• _Description of the task_
Write the data out again in full, with no departure from the original.

• _Supplied information_
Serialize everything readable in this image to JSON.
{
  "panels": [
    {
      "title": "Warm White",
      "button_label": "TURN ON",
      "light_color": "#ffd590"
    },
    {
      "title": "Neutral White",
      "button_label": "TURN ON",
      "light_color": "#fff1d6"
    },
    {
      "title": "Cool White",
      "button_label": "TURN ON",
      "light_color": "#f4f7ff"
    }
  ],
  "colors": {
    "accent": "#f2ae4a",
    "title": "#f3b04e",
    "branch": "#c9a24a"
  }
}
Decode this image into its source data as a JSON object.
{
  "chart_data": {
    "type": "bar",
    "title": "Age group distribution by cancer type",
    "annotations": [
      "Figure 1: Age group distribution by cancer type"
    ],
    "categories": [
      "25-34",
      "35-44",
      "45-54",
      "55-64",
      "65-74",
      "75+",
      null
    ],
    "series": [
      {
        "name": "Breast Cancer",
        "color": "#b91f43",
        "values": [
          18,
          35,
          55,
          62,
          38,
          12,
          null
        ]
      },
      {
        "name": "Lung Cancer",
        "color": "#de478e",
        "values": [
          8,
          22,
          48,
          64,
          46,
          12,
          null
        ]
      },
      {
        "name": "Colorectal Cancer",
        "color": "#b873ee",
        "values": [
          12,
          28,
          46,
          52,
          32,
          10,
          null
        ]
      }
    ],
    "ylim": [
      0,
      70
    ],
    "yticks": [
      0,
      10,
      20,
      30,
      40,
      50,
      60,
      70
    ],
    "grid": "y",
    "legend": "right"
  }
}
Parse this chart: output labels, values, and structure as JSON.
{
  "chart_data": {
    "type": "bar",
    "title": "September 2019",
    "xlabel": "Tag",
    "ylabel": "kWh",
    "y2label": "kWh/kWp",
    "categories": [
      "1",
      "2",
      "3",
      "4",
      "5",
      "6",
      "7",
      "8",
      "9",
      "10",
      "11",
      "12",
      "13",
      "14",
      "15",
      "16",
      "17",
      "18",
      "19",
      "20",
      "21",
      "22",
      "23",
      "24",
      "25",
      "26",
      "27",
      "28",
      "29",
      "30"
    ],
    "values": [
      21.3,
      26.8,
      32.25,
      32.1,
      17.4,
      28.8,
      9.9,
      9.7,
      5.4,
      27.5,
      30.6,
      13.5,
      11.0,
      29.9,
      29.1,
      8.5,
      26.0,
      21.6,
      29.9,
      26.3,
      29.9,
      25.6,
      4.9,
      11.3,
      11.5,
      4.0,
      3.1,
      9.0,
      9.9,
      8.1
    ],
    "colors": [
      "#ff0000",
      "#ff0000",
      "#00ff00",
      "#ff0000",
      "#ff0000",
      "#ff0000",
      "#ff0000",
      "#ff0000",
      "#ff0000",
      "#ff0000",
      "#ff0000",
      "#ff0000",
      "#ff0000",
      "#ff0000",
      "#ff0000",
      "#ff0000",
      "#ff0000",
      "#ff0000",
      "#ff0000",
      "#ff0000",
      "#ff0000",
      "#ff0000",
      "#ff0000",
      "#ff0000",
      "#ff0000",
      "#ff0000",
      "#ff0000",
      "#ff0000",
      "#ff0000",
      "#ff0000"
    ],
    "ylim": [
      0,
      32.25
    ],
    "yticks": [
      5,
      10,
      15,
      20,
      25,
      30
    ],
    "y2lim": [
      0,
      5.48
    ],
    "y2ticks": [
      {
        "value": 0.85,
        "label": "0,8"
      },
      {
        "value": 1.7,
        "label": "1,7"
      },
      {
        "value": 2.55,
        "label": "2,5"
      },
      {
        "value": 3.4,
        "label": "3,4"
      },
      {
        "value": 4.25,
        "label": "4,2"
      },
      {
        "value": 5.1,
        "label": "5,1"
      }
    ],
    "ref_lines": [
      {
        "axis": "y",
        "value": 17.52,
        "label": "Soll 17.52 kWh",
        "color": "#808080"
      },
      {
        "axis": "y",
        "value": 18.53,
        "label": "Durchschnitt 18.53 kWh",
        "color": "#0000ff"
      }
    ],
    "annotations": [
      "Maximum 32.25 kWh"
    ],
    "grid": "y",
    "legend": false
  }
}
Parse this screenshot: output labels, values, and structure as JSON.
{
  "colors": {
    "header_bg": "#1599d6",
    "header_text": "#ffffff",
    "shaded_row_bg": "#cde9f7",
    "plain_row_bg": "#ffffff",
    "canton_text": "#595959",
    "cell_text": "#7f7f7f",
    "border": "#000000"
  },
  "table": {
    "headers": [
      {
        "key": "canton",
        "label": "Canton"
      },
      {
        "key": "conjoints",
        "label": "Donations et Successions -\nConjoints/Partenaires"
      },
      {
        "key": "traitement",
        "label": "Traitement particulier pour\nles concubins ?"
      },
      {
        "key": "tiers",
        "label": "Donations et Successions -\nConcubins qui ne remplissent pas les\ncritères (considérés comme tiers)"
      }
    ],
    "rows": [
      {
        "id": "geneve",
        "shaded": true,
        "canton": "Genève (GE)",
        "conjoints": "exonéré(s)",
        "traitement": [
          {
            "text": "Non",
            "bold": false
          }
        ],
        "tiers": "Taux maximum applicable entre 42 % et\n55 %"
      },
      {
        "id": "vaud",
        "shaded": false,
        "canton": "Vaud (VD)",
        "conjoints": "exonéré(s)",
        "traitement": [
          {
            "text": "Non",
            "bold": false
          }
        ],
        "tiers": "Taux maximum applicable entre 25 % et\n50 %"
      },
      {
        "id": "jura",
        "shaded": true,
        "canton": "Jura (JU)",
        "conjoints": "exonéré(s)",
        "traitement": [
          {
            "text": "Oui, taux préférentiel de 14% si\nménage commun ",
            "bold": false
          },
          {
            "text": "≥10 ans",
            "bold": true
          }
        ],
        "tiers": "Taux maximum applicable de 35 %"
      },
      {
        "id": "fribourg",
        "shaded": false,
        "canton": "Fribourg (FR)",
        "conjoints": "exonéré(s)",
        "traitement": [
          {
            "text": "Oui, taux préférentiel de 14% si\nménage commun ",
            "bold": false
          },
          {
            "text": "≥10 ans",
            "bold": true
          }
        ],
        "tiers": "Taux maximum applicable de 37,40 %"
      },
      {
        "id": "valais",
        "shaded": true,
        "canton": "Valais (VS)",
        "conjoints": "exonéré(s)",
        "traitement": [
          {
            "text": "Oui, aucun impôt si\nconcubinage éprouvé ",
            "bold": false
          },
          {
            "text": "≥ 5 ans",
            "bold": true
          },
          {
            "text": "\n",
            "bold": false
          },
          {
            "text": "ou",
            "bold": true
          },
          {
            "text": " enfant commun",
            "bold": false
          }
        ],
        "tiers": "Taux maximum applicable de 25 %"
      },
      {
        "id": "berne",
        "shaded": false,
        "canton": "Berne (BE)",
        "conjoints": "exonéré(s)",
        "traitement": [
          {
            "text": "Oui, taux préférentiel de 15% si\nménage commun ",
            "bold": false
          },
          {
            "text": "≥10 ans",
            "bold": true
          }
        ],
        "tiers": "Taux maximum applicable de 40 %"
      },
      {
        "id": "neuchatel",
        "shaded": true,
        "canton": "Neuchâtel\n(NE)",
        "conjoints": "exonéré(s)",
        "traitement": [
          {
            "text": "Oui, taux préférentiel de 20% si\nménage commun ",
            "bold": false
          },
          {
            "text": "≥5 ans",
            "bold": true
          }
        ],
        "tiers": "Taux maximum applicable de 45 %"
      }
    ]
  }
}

• _Worked answer_
Serialize everything readable in this image to JSON.
{
  "panels": [
    {
      "title": "Warm White",
      "button_label": "TURN ON",
      "light_color": "#ffd590"
    },
    {
      "title": "Neutral White",
      "button_label": "TURN ON",
      "light_color": "#fff1d6"
    },
    {
      "title": "Cool White",
      "button_label": "TURN ON",
      "light_color": "#f4f7ff"
    }
  ],
  "colors": {
    "accent": "#f2ae4a",
    "title": "#f3b04e",
    "branch": "#c9a24a"
  }
}
Decode this image into its source data as a JSON object.
{
  "chart_data": {
    "type": "bar",
    "title": "Age group distribution by cancer type",
    "annotations": [
      "Figure 1: Age group distribution by cancer type"
    ],
    "categories": [
      "25-34",
      "35-44",
      "45-54",
      "55-64",
      "65-74",
      "75+",
      null
    ],
    "series": [
      {
        "name": "Breast Cancer",
        "color": "#b91f43",
        "values": [
          18,
          35,
          55,
          62,
          38,
          12,
          null
        ]
      },
      {
        "name": "Lung Cancer",
        "color": "#de478e",
        "values": [
          8,
          22,
          48,
          64,
          46,
          12,
          null
        ]
      },
      {
        "name": "Colorectal Cancer",
        "color": "#b873ee",
        "values": [
          12,
          28,
          46,
          52,
          32,
          10,
          null
        ]
      }
    ],
    "ylim": [
      0,
      70
    ],
    "yticks": [
      0,
      10,
      20,
      30,
      40,
      50,
      60,
      70
    ],
    "grid": "y",
    "legend": "right"
  }
}
Parse this chart: output labels, values, and structure as JSON.
{
  "chart_data": {
    "type": "bar",
    "title": "September 2019",
    "xlabel": "Tag",
    "ylabel": "kWh",
    "y2label": "kWh/kWp",
    "categories": [
      "1",
      "2",
      "3",
      "4",
      "5",
      "6",
      "7",
      "8",
      "9",
      "10",
      "11",
      "12",
      "13",
      "14",
      "15",
      "16",
      "17",
      "18",
      "19",
      "20",
      "21",
      "22",
      "23",
      "24",
      "25",
      "26",
      "27",
      "28",
      "29",
      "30"
    ],
    "values": [
      21.3,
      26.8,
      32.25,
      32.1,
      17.4,
      28.8,
      9.9,
      9.7,
      5.4,
      27.5,
      30.6,
      13.5,
      11.0,
      29.9,
      29.1,
      8.5,
      26.0,
      21.6,
      29.9,
      26.3,
      29.9,
      25.6,
      4.9,
      11.3,
      11.5,
      4.0,
      3.1,
      9.0,
      9.9,
      8.1
    ],
    "colors": [
      "#ff0000",
      "#ff0000",
      "#00ff00",
      "#ff0000",
      "#ff0000",
      "#ff0000",
      "#ff0000",
      "#ff0000",
      "#ff0000",
      "#ff0000",
      "#ff0000",
      "#ff0000",
      "#ff0000",
      "#ff0000",
      "#ff0000",
      "#ff0000",
      "#ff0000",
      "#ff0000",
      "#ff0000",
      "#ff0000",
      "#ff0000",
      "#ff0000",
      "#ff0000",
      "#ff0000",
      "#ff0000",
      "#ff0000",
      "#ff0000",
      "#ff0000",
      "#ff0000",
      "#ff0000"
    ],
    "ylim": [
      0,
      32.25
    ],
    "yticks": [
      5,
      10,
      15,
      20,
      25,
      30
    ],
    "y2lim": [
      0,
      5.48
    ],
    "y2ticks": [
      {
        "value": 0.85,
        "label": "0,8"
      },
      {
        "value": 1.7,
        "label": "1,7"
      },
      {
        "value": 2.55,
        "label": "2,5"
      },
      {
        "value": 3.4,
        "label": "3,4"
      },
      {
        "value": 4.25,
        "label": "4,2"
      },
      {
        "value": 5.1,
        "label": "5,1"
      }
    ],
    "ref_lines": [
      {
        "axis": "y",
        "value": 17.52,
        "label": "Soll 17.52 kWh",
        "color": "#808080"
      },
      {
        "axis": "y",
        "value": 18.53,
        "label": "Durchschnitt 18.53 kWh",
        "color": "#0000ff"
      }
    ],
    "annotations": [
      "Maximum 32.25 kWh"
    ],
    "grid": "y",
    "legend": false
  }
}
Parse this screenshot: output labels, values, and structure as JSON.
{
  "colors": {
    "header_bg": "#1599d6",
    "header_text": "#ffffff",
    "shaded_row_bg": "#cde9f7",
    "plain_row_bg": "#ffffff",
    "canton_text": "#595959",
    "cell_text": "#7f7f7f",
    "border": "#000000"
  },
  "table": {
    "headers": [
      {
        "key": "canton",
        "label": "Canton"
      },
      {
        "key": "conjoints",
        "label": "Donations et Successions -\nConjoints/Partenaires"
      },
      {
        "key": "traitement",
        "label": "Traitement particulier pour\nles concubins ?"
      },
      {
        "key": "tiers",
        "label": "Donations et Successions -\nConcubins qui ne remplissent pas les\ncritères (considérés comme tiers)"
      }
    ],
    "rows": [
      {
        "id": "geneve",
        "shaded": true,
        "canton": "Genève (GE)",
        "conjoints": "exonéré(s)",
        "traitement": [
          {
            "text": "Non",
            "bold": false
          }
        ],
        "tiers": "Taux maximum applicable entre 42 % et\n55 %"
      },
      {
        "id": "vaud",
        "shaded": false,
        "canton": "Vaud (VD)",
        "conjoints": "exonéré(s)",
        "traitement": [
          {
            "text": "Non",
            "bold": false
          }
        ],
        "tiers": "Taux maximum applicable entre 25 % et\n50 %"
      },
      {
        "id": "jura",
        "shaded": true,
        "canton": "Jura (JU)",
        "conjoints": "exonéré(s)",
        "traitement": [
          {
            "text": "Oui, taux préférentiel de 14% si\nménage commun ",
            "bold": false
          },
          {
            "text": "≥10 ans",
            "bold": true
          }
        ],
        "tiers": "Taux maximum applicable de 35 %"
      },
      {
        "id": "fribourg",
        "shaded": false,
        "canton": "Fribourg (FR)",
        "conjoints": "exonéré(s)",
        "traitement": [
          {
            "text": "Oui, taux préférentiel de 14% si\nménage commun ",
            "bold": false
          },
          {
            "text": "≥10 ans",
            "bold": true
          }
        ],
        "tiers": "Taux maximum applicable de 37,40 %"
      },
      {
        "id": "valais",
        "shaded": true,
        "canton": "Valais (VS)",
        "conjoints": "exonéré(s)",
        "traitement": [
          {
            "text": "Oui, aucun impôt si\nconcubinage éprouvé ",
            "bold": false
          },
          {
            "text": "≥ 5 ans",
            "bold": true
          },
          {
            "text": "\n",
            "bold": false
          },
          {
            "text": "ou",
            "bold": true
          },
          {
            "text": " enfant commun",
            "bold": false
          }
        ],
        "tiers": "Taux maximum applicable de 25 %"
      },
      {
        "id": "berne",
        "shaded": false,
        "canton": "Berne (BE)",
        "conjoints": "exonéré(s)",
        "traitement": [
          {
            "text": "Oui, taux préférentiel de 15% si\nménage commun ",
            "bold": false
          },
          {
            "text": "≥10 ans",
            "bold": true
          }
        ],
        "tiers": "Taux maximum applicable de 40 %"
      },
      {
        "id": "neuchatel",
        "shaded": true,
        "canton": "Neuchâtel\n(NE)",
        "conjoints": "exonéré(s)",
        "traitement": [
          {
            "text": "Oui, taux préférentiel de 20% si\nménage commun ",
            "bold": false
          },
          {
            "text": "≥5 ans",
            "bold": true
          }
        ],
        "tiers": "Taux maximum applicable de 45 %"
      }
    ]
  }
}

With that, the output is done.